◆ **TEXT**:
Intel SSD 600p im Test: Die günstigste NVMe-SSD schlägt SATA nur knapp 5/6

Michael Günsch 132 Kommentare

Detailbetrachtungen

Neuzustand und Leistungsabfall

Zur Überprüfung der Leistungsbeständigkeit dient der Benchmark AS SSD. Mit diesem werden Transferraten und Zugriffszeiten der SSDs zunächst im leeren Auslieferungszustand und im späteren Verlauf nach normaler Nutzung mit installiertem System sowie nach starker Nutzung und fast vollständiger Befüllung überprüft. Details zu diesem Vorgehen und den vorbereitenden Maßnahmen liefert der Artikel „So testet ComputerBase SSDs“.

AS SSD – Intel SSD 600p 512 GB
Neuzustand
(ohne Daten)
Normalzustand
(35 GB belegt)
Stark genutzt
(10 GB frei)
∆ Neuzustand
zu Stark genutzt
Sequenzielles Lesen 1188 1185 1186 0 %
Sequenzielles Schreiben 544 539 505 -7 %
4K Lesen 36 35 35 -3 %
4K Schreiben 156 149 150 -4 %
4K 64Thrd Lesen 499 499 499 0 %
4K 64Thrd Schreiben 440 405 401 -9 %
Werte in MB/s

Für eine NVMe-SSD ist die Leistung zwar gering aber auch nicht klein zu kriegen: Selbst im simulierten Extremfall (Stark genutzt) verliert die Intel SSD 600p so gut wie keine Leistung.

◆ **BEREITGESTELLTE DATEN**:
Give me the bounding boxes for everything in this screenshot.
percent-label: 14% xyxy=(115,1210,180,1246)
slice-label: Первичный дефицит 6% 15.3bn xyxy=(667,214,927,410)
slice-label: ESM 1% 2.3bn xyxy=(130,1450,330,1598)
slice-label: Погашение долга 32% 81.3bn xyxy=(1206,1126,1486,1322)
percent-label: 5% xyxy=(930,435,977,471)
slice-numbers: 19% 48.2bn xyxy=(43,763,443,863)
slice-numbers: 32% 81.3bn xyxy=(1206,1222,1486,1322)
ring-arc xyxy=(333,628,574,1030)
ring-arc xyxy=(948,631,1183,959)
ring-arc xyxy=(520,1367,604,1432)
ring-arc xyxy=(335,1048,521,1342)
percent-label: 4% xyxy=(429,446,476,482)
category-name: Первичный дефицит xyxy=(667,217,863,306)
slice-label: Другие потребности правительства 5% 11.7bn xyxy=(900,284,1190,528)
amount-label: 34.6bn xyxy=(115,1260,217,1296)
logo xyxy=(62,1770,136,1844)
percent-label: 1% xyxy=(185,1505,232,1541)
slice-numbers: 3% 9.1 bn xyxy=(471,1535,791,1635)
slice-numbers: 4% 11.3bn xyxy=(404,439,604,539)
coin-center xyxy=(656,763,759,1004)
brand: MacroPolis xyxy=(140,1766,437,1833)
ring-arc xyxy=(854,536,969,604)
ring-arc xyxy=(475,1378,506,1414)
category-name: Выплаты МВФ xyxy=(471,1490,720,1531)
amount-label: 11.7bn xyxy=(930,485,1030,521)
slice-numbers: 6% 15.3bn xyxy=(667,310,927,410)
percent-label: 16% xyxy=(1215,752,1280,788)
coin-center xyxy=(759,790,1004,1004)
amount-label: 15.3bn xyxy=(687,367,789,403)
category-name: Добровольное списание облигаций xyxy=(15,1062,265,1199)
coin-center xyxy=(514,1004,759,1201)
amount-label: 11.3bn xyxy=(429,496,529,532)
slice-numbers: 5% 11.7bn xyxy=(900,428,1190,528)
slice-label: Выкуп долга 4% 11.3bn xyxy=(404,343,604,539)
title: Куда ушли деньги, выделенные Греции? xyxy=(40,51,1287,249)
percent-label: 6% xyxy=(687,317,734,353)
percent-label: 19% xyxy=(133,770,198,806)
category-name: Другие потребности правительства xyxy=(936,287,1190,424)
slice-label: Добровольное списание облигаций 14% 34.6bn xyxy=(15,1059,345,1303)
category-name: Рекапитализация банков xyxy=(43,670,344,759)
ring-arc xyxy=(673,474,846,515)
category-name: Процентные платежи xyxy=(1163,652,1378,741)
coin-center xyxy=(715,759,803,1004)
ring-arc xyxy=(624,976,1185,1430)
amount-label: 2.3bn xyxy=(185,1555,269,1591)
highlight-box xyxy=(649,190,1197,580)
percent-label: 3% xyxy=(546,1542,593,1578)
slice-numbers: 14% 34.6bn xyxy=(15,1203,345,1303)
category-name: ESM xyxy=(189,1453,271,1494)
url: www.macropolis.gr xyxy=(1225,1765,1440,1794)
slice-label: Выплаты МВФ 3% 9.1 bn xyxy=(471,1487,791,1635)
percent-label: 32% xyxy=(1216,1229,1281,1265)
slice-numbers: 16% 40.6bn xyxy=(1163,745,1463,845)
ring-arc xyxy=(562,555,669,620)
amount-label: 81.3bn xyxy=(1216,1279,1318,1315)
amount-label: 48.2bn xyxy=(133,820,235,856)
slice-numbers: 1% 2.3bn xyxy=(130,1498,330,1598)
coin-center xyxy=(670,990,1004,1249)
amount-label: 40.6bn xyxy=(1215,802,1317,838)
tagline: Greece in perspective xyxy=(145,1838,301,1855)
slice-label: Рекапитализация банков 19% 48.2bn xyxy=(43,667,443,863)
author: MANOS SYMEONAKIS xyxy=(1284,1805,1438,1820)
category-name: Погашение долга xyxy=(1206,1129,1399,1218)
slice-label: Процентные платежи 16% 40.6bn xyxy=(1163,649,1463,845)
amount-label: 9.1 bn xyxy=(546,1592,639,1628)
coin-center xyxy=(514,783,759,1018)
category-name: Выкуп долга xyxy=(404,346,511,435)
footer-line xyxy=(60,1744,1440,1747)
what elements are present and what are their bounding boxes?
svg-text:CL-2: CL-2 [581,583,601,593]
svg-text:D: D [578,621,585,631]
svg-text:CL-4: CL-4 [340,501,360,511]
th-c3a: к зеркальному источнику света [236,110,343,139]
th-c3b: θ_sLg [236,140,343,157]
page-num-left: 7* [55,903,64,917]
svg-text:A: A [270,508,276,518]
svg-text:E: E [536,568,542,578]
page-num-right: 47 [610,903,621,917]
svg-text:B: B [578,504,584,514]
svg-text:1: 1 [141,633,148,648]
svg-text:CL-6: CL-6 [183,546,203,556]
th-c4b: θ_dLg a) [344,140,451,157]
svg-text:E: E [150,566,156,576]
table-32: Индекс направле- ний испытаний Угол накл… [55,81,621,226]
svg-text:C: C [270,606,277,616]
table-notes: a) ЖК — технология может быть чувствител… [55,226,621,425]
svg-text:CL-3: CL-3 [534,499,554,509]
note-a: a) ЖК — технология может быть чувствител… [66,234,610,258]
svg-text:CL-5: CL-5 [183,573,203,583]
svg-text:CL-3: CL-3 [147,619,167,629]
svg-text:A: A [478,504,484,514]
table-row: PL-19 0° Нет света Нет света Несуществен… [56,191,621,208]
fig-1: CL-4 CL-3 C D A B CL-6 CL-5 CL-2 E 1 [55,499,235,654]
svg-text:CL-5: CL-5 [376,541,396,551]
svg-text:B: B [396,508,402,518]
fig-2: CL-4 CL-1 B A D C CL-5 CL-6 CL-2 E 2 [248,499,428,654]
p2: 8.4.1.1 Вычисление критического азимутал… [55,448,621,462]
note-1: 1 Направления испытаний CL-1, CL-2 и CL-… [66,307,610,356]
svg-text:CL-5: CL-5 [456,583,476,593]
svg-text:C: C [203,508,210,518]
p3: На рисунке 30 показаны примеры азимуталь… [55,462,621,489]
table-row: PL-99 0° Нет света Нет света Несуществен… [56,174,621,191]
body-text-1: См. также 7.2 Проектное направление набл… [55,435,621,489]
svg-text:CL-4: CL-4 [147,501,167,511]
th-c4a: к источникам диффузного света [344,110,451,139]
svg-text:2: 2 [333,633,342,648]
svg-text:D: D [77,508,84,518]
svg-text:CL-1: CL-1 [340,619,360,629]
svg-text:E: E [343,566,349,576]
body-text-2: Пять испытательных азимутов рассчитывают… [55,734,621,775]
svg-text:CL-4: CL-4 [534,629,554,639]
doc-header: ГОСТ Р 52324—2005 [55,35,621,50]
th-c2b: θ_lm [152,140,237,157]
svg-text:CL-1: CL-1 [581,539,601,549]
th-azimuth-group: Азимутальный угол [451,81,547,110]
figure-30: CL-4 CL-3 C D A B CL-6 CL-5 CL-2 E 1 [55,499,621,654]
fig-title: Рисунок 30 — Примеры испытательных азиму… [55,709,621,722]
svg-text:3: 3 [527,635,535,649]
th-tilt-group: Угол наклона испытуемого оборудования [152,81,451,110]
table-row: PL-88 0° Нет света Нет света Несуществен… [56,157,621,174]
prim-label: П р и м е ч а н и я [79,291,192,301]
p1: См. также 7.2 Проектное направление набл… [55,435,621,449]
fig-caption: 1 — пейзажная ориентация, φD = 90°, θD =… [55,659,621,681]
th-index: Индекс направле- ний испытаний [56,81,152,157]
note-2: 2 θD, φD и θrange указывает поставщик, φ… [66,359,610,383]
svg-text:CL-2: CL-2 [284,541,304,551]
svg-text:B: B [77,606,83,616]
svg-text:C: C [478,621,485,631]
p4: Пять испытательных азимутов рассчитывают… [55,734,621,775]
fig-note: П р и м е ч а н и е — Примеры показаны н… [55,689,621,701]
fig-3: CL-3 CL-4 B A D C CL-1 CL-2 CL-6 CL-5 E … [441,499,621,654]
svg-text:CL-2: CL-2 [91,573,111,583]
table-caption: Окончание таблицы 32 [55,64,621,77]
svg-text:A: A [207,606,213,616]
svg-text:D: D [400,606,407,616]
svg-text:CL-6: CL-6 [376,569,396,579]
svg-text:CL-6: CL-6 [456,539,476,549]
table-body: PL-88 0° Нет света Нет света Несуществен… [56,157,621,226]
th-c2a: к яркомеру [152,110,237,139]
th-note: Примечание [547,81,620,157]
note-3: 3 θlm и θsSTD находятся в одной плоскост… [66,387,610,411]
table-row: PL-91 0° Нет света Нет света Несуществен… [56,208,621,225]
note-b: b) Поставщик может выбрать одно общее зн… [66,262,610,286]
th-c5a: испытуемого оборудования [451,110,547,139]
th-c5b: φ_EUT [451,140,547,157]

◆ **AUFGABEN ZUM MATERIAL**:
a: Welcher Benchmark dient laut dem Testbericht zur Intel SSD 600p zur Überprüfung der Leistungsbeständigkeit?
b: Schreiben Sie aus dem Testbericht zur Intel SSD 600p den Abschnitt zwischen „Neuzustand und Leistungsabfall“ und „(ohne Daten)“ einschließlich dieser beiden Stellen wörtlich ab.

◆ **NUMMERIERTE ANTWORTEN**:
a: Der Benchmark AS SSD.

b:
Neuzustand und Leistungsabfall

Zur Überprüfung der Leistungsbeständigkeit dient der Benchmark AS SSD. Mit diesem werden Transferraten und Zugriffszeiten der SSDs zunächst im leeren Auslieferungszustand und im späteren Verlauf nach normaler Nutzung mit installiertem System sowie nach starker Nutzung und fast vollständiger Befüllung überprüft. Details zu diesem Vorgehen und den vorbereitenden Maßnahmen liefert der Artikel „So testet ComputerBase SSDs“.

AS SSD – Intel SSD 600p 512 GB
Neuzustand
(ohne Daten)